## START
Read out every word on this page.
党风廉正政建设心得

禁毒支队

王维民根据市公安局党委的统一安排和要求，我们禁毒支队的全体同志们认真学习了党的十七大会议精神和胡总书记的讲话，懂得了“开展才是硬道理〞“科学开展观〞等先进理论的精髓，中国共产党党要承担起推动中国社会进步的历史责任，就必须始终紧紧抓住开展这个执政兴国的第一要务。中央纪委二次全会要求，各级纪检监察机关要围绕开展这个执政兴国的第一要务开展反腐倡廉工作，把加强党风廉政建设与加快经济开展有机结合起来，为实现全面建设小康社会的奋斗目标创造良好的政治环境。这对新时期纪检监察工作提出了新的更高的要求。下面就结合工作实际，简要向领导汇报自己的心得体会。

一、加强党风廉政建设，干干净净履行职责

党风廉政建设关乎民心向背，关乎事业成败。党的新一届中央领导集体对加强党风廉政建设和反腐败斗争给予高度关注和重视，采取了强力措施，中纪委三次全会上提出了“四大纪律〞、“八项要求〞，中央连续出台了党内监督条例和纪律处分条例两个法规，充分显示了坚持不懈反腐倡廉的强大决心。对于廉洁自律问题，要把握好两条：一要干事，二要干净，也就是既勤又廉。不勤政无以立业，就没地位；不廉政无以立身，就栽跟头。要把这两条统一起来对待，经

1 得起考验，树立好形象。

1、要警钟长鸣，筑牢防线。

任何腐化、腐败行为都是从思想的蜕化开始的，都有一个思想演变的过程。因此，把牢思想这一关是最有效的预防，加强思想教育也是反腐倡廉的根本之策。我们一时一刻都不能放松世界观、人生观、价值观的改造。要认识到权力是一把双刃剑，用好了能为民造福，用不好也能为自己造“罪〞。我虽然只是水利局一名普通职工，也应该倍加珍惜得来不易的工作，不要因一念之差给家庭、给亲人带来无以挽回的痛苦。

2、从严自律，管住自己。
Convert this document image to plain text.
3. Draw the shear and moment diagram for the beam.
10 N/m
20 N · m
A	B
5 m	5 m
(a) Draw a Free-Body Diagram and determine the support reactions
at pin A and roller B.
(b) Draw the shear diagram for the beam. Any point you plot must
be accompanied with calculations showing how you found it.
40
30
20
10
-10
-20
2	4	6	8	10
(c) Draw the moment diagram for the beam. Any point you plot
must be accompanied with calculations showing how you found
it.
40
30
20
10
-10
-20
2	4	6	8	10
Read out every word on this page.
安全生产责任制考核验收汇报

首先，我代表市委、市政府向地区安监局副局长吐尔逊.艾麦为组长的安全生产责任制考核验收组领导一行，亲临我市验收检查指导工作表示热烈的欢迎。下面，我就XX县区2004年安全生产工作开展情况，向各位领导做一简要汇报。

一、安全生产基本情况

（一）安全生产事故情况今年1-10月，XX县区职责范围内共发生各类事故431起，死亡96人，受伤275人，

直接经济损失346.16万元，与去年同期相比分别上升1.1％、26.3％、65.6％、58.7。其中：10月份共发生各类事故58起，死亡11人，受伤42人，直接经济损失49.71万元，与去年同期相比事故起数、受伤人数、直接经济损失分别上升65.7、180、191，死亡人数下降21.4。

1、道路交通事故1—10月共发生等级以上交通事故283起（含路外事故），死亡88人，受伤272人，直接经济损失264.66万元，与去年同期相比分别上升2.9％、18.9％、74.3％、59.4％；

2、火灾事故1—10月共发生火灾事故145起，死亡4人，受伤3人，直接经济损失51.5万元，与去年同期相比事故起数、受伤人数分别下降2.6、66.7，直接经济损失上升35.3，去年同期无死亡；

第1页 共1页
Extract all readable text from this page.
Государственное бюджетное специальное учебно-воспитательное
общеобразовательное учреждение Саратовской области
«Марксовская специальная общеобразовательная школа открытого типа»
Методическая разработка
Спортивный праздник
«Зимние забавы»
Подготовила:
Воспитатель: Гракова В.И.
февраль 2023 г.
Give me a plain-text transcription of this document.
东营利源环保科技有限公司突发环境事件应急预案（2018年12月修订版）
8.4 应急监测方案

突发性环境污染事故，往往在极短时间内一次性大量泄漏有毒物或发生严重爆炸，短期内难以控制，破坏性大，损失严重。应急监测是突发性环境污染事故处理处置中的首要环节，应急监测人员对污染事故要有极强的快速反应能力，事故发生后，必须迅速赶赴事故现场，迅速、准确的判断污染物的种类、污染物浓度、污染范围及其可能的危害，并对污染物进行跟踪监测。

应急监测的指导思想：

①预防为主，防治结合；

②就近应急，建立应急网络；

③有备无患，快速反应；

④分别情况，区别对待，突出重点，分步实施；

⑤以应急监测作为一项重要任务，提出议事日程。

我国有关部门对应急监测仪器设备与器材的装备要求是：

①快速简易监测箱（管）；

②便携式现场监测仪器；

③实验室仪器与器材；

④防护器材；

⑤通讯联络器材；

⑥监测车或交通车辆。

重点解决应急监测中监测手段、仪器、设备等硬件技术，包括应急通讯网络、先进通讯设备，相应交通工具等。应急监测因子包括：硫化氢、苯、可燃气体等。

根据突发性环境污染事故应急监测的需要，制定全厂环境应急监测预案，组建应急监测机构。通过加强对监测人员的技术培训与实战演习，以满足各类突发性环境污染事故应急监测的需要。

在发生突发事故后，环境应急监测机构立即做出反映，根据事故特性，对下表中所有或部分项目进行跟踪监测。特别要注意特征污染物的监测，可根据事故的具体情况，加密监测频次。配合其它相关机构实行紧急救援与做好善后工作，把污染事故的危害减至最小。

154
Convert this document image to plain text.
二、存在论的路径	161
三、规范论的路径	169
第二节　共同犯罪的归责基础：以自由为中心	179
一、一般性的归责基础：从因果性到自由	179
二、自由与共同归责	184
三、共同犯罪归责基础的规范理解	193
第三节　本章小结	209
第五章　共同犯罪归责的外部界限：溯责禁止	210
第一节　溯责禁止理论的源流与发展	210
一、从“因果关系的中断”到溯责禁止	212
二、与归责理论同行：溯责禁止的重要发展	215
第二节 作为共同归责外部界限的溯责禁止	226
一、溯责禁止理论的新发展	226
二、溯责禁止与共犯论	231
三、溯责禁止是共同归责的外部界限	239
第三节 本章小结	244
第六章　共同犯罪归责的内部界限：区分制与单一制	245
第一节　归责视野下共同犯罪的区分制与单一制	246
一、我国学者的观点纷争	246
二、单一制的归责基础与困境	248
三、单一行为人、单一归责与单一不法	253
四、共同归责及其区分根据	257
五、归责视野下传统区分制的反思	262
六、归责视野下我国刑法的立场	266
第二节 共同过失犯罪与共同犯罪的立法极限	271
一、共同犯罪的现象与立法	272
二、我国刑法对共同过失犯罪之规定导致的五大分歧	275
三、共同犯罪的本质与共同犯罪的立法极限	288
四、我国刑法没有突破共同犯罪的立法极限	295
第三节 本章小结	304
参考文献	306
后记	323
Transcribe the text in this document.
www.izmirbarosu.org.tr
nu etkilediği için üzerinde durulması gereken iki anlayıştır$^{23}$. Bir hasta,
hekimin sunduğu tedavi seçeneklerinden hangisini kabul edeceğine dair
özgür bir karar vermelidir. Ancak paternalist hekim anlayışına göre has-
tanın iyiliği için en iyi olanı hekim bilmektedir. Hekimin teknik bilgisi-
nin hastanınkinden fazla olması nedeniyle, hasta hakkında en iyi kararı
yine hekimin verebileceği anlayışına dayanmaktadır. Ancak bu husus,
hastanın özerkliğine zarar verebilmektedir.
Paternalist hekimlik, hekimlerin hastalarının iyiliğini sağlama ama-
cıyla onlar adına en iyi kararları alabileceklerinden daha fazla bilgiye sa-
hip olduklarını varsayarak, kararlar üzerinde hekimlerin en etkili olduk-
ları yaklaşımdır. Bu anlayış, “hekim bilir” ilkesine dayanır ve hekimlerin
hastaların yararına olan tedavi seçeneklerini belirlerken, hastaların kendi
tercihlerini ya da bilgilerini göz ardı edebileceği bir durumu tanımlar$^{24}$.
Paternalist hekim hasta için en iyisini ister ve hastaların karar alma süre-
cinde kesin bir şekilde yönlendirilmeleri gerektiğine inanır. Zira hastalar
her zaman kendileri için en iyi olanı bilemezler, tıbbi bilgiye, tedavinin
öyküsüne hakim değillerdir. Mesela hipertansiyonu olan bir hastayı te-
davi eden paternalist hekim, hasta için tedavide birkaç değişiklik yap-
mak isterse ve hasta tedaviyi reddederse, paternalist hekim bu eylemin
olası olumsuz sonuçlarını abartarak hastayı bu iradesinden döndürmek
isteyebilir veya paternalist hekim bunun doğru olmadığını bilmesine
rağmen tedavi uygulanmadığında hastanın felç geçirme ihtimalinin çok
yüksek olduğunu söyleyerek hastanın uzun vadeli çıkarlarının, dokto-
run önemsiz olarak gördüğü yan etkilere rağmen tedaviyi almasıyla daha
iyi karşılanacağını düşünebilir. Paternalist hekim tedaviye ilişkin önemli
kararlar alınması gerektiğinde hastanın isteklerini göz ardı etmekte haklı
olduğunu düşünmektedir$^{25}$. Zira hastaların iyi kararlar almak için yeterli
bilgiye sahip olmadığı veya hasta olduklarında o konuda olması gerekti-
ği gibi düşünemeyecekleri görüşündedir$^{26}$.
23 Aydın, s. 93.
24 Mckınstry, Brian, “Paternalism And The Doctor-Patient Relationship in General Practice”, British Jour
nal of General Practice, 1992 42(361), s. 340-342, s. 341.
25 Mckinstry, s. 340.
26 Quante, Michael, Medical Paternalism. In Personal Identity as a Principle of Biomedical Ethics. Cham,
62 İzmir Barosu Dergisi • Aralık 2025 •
## END
### TASK DIRECTIONS
Wherever the word "rağmen" occurs in a line of the listing, copy that line.

### FULL ANSWER
rağmen tedavi uygulanmadığında hastanın felç geçirme ihtimalinin çok
run önemsiz olarak gördüğü yan etkilere rağmen tedaviyi almasıyla daha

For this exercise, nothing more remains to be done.